* _Task description_
Filter the entries, keeping every line with the word "name".

* _Input records_
• • • • • • •

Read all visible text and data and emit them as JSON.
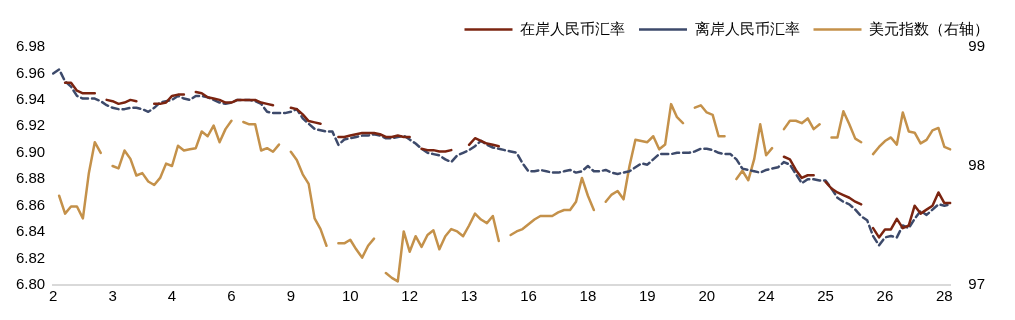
{
  "chart_data": {
    "type": "line",
    "legend": "top",
    "grid": false,
    "categories": [
      "2",
      null,
      null,
      null,
      null,
      null,
      null,
      null,
      null,
      null,
      "3",
      null,
      null,
      null,
      null,
      null,
      null,
      null,
      null,
      null,
      "4",
      null,
      null,
      null,
      null,
      null,
      null,
      null,
      null,
      null,
      "6",
      null,
      null,
      null,
      null,
      null,
      null,
      null,
      null,
      null,
      "9",
      null,
      null,
      null,
      null,
      null,
      null,
      null,
      null,
      null,
      "10",
      null,
      null,
      null,
      null,
      null,
      null,
      null,
      null,
      null,
      "12",
      null,
      null,
      null,
      null,
      null,
      null,
      null,
      null,
      null,
      "13",
      null,
      null,
      null,
      null,
      null,
      null,
      null,
      null,
      null,
      "16",
      null,
      null,
      null,
      null,
      null,
      null,
      null,
      null,
      null,
      "18",
      null,
      null,
      null,
      null,
      null,
      null,
      null,
      null,
      null,
      "19",
      null,
      null,
      null,
      null,
      null,
      null,
      null,
      null,
      null,
      "20",
      null,
      null,
      null,
      null,
      null,
      null,
      null,
      null,
      null,
      "24",
      null,
      null,
      null,
      null,
      null,
      null,
      null,
      null,
      null,
      "25",
      null,
      null,
      null,
      null,
      null,
      null,
      null,
      null,
      null,
      "26",
      null,
      null,
      null,
      null,
      null,
      null,
      null,
      null,
      null,
      "28",
      null
    ],
    "ylim": [
      6.8,
      6.98
    ],
    "yticks": [
      {
        "value": 6.8,
        "label": "6.80"
      },
      {
        "value": 6.82,
        "label": "6.82"
      },
      {
        "value": 6.84,
        "label": "6.84"
      },
      {
        "value": 6.86,
        "label": "6.86"
      },
      {
        "value": 6.88,
        "label": "6.88"
      },
      {
        "value": 6.9,
        "label": "6.90"
      },
      {
        "value": 6.92,
        "label": "6.92"
      },
      {
        "value": 6.94,
        "label": "6.94"
      },
      {
        "value": 6.96,
        "label": "6.96"
      },
      {
        "value": 6.98,
        "label": "6.98"
      }
    ],
    "y2lim": [
      97,
      99
    ],
    "y2ticks": [
      97,
      98,
      99
    ],
    "series": [
      {
        "name": "在岸人民币汇率",
        "color": "#7b2410",
        "line_style": "solid",
        "values": [
          null,
          null,
          6.953,
          6.953,
          6.947,
          6.945,
          6.945,
          6.945,
          null,
          6.94,
          6.939,
          6.937,
          6.938,
          6.94,
          6.939,
          null,
          null,
          6.937,
          6.937,
          6.938,
          6.943,
          6.944,
          6.944,
          null,
          6.946,
          6.945,
          6.942,
          6.941,
          6.94,
          6.938,
          6.938,
          6.94,
          6.94,
          6.94,
          6.94,
          6.938,
          6.937,
          6.936,
          null,
          null,
          6.934,
          6.933,
          6.929,
          6.924,
          6.923,
          6.922,
          null,
          null,
          6.912,
          6.912,
          6.913,
          6.914,
          6.915,
          6.915,
          6.915,
          6.914,
          6.912,
          6.912,
          6.913,
          6.912,
          6.912,
          null,
          6.903,
          6.902,
          6.902,
          6.901,
          6.901,
          6.902,
          null,
          null,
          6.906,
          6.911,
          6.909,
          6.907,
          6.906,
          6.905,
          null,
          null,
          null,
          null,
          null,
          null,
          null,
          null,
          null,
          null,
          null,
          null,
          null,
          null,
          null,
          null,
          null,
          null,
          null,
          null,
          null,
          null,
          null,
          null,
          null,
          null,
          null,
          null,
          null,
          null,
          null,
          null,
          null,
          null,
          null,
          null,
          null,
          null,
          null,
          null,
          null,
          null,
          null,
          null,
          null,
          null,
          null,
          6.897,
          6.895,
          6.887,
          6.881,
          6.883,
          6.883,
          null,
          6.878,
          6.873,
          6.87,
          6.868,
          6.866,
          6.863,
          6.861,
          null,
          6.843,
          6.836,
          6.842,
          6.842,
          6.85,
          6.843,
          6.845,
          6.86,
          6.854,
          6.857,
          6.86,
          6.87,
          6.862,
          6.862
        ]
      },
      {
        "name": "离岸人民币汇率",
        "color": "#3d4a6b",
        "line_style": "dashed",
        "values": [
          6.96,
          6.963,
          6.954,
          6.95,
          6.943,
          6.941,
          6.941,
          6.941,
          6.939,
          6.936,
          6.934,
          6.933,
          6.933,
          6.934,
          6.934,
          6.933,
          6.931,
          6.934,
          6.938,
          6.939,
          6.94,
          6.943,
          6.941,
          6.94,
          6.943,
          6.943,
          6.942,
          6.94,
          6.938,
          6.937,
          6.938,
          6.94,
          6.94,
          6.94,
          6.939,
          6.937,
          6.931,
          6.93,
          6.93,
          6.93,
          6.931,
          6.933,
          6.926,
          6.922,
          6.918,
          6.917,
          6.916,
          6.916,
          6.906,
          6.91,
          6.911,
          6.912,
          6.913,
          6.913,
          6.914,
          6.913,
          6.911,
          6.911,
          6.912,
          6.913,
          6.91,
          6.907,
          6.903,
          6.9,
          6.899,
          6.898,
          6.895,
          6.893,
          6.898,
          6.9,
          6.902,
          6.905,
          6.909,
          6.906,
          6.904,
          6.903,
          6.902,
          6.901,
          6.9,
          6.892,
          6.886,
          6.886,
          6.887,
          6.886,
          6.885,
          6.885,
          6.886,
          6.887,
          6.885,
          6.886,
          6.89,
          6.886,
          6.886,
          6.887,
          6.885,
          6.884,
          6.885,
          6.886,
          6.889,
          6.892,
          6.891,
          6.895,
          6.899,
          6.899,
          6.899,
          6.9,
          6.9,
          6.9,
          6.901,
          6.903,
          6.903,
          6.902,
          6.9,
          6.899,
          6.899,
          6.895,
          6.888,
          6.887,
          6.886,
          6.885,
          6.887,
          6.888,
          6.889,
          6.893,
          6.891,
          6.884,
          6.877,
          6.88,
          6.88,
          6.879,
          6.879,
          6.873,
          6.866,
          6.863,
          6.861,
          6.857,
          6.852,
          6.849,
          6.837,
          6.83,
          6.836,
          6.837,
          6.836,
          6.845,
          6.843,
          6.85,
          6.856,
          6.853,
          6.857,
          6.861,
          6.86,
          6.861
        ]
      },
      {
        "name": "美元指数（右轴）",
        "color": "#c4914a",
        "line_style": "solid",
        "axis": "y2",
        "values": [
          null,
          97.75,
          97.6,
          97.66,
          97.66,
          97.56,
          97.94,
          98.2,
          98.11,
          null,
          98.0,
          97.98,
          98.13,
          98.06,
          97.92,
          97.94,
          97.87,
          97.84,
          97.9,
          98.02,
          98.0,
          98.17,
          98.13,
          98.14,
          98.15,
          98.29,
          98.25,
          98.34,
          98.2,
          98.31,
          98.38,
          null,
          98.37,
          98.35,
          98.35,
          98.13,
          98.15,
          98.12,
          98.18,
          null,
          98.12,
          98.05,
          97.93,
          97.85,
          97.56,
          97.47,
          97.33,
          null,
          97.35,
          97.35,
          97.38,
          97.3,
          97.23,
          97.33,
          97.39,
          null,
          97.1,
          97.06,
          97.03,
          97.45,
          97.28,
          97.41,
          97.32,
          97.42,
          97.46,
          97.3,
          97.41,
          97.47,
          97.45,
          97.41,
          97.5,
          97.6,
          97.55,
          97.52,
          97.58,
          97.37,
          null,
          97.42,
          97.45,
          97.47,
          97.51,
          97.55,
          97.58,
          97.58,
          97.58,
          97.61,
          97.63,
          97.63,
          97.7,
          97.9,
          97.75,
          97.63,
          null,
          97.7,
          97.76,
          97.79,
          97.72,
          98.0,
          98.22,
          98.21,
          98.2,
          98.25,
          98.14,
          98.18,
          98.52,
          98.41,
          98.36,
          null,
          98.49,
          98.51,
          98.45,
          98.43,
          98.25,
          98.25,
          null,
          97.89,
          97.96,
          97.88,
          98.06,
          98.35,
          98.09,
          98.15,
          null,
          98.31,
          98.38,
          98.38,
          98.36,
          98.4,
          98.31,
          98.35,
          null,
          98.24,
          98.24,
          98.46,
          98.35,
          98.23,
          98.2,
          null,
          98.1,
          98.16,
          98.21,
          98.24,
          98.18,
          98.45,
          98.29,
          98.28,
          98.19,
          98.22,
          98.3,
          98.32,
          98.16,
          98.14
        ]
      }
    ]
  }
}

• • • • • • •

* _Task output_
        "name": "在岸人民币汇率",
        "name": "离岸人民币汇率",
        "name": "美元指数（右轴）",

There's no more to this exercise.